> **THE EXERCISE**:
What is the number of lines containing "total"? Give only that number.

> **WORKING DATA**:
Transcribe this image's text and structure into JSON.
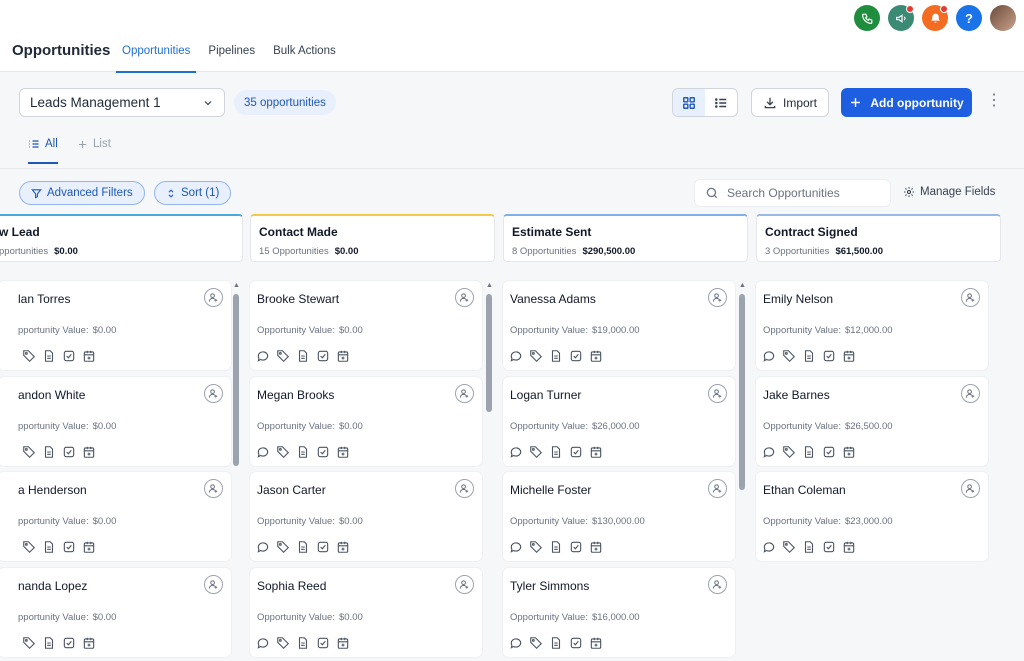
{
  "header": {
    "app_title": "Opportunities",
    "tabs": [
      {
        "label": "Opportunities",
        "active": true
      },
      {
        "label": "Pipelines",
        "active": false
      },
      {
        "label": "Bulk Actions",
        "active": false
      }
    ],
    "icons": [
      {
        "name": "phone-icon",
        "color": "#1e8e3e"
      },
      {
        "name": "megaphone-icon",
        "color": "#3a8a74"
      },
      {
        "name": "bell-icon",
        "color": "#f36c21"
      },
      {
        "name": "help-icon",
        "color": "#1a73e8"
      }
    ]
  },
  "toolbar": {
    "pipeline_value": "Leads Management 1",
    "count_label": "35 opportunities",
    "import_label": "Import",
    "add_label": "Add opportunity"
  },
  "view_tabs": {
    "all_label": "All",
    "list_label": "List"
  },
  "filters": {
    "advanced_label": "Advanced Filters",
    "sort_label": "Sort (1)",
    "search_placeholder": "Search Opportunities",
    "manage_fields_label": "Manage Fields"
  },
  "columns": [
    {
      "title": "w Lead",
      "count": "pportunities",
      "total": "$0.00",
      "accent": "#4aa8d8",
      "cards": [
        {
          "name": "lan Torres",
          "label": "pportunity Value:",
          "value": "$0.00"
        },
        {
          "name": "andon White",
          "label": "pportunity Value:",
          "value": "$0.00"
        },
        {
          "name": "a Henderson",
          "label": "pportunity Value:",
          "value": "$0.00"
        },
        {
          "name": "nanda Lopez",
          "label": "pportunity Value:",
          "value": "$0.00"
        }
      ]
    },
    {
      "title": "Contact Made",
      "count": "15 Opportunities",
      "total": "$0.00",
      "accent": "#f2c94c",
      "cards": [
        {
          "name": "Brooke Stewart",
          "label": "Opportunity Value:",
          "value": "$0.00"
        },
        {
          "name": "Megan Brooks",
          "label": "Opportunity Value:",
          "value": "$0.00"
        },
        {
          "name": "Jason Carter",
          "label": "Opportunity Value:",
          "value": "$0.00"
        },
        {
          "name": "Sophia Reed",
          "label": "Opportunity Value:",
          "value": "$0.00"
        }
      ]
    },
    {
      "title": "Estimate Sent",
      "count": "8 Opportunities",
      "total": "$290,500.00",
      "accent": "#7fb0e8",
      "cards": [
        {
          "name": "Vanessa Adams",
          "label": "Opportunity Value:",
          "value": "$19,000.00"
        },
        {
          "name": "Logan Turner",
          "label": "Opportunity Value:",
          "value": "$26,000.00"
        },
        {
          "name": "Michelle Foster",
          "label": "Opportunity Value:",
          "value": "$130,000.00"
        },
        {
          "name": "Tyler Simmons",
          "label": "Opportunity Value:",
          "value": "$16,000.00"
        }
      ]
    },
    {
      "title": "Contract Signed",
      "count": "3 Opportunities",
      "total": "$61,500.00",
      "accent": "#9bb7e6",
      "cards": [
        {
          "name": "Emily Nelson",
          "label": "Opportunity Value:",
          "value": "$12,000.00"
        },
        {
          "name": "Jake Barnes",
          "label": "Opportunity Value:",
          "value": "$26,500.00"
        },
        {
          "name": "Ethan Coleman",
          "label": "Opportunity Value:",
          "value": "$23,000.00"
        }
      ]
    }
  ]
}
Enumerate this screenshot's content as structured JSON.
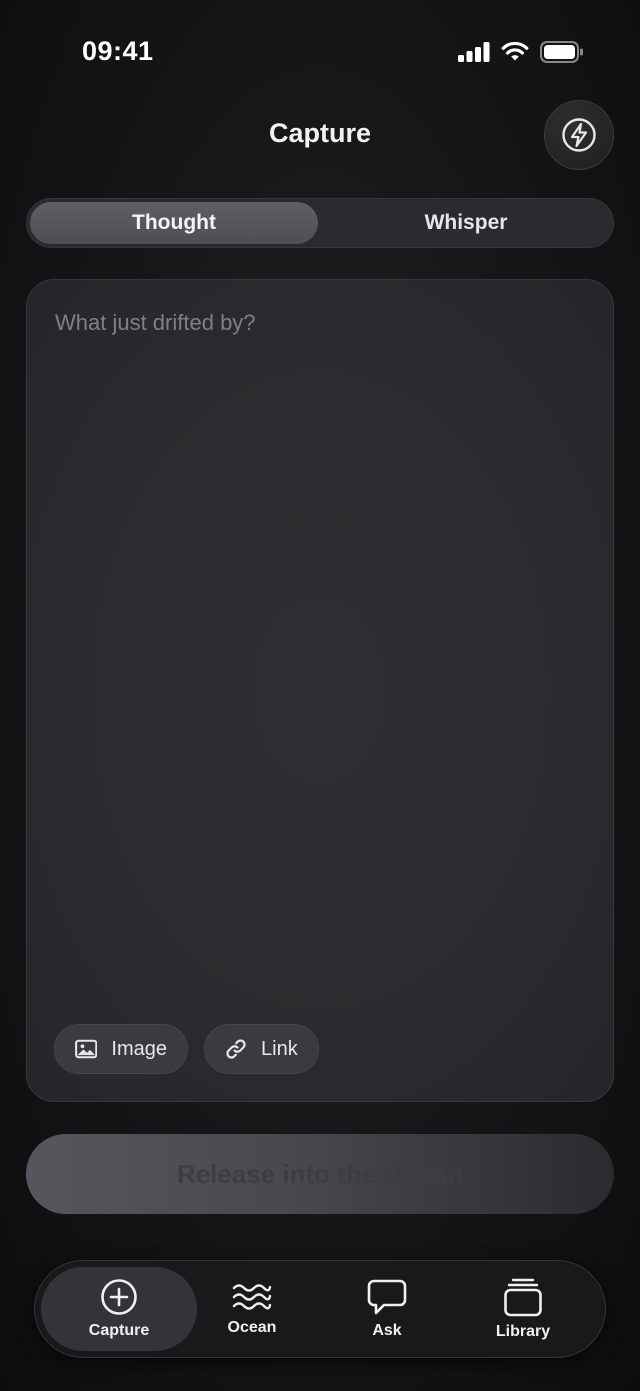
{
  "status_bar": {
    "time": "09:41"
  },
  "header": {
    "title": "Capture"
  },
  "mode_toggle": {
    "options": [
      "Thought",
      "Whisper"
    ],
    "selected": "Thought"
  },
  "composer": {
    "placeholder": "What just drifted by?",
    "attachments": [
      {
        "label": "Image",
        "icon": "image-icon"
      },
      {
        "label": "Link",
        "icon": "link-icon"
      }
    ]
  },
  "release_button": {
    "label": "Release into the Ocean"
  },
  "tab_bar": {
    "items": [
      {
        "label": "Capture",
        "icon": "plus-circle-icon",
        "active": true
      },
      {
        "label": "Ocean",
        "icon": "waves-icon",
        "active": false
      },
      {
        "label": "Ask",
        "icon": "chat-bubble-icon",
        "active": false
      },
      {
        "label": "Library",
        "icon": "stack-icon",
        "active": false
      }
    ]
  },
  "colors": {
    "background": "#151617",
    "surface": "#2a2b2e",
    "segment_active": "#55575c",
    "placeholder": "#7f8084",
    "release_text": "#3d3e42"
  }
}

> **ANSWER FOR THIS EXERCISE**:
4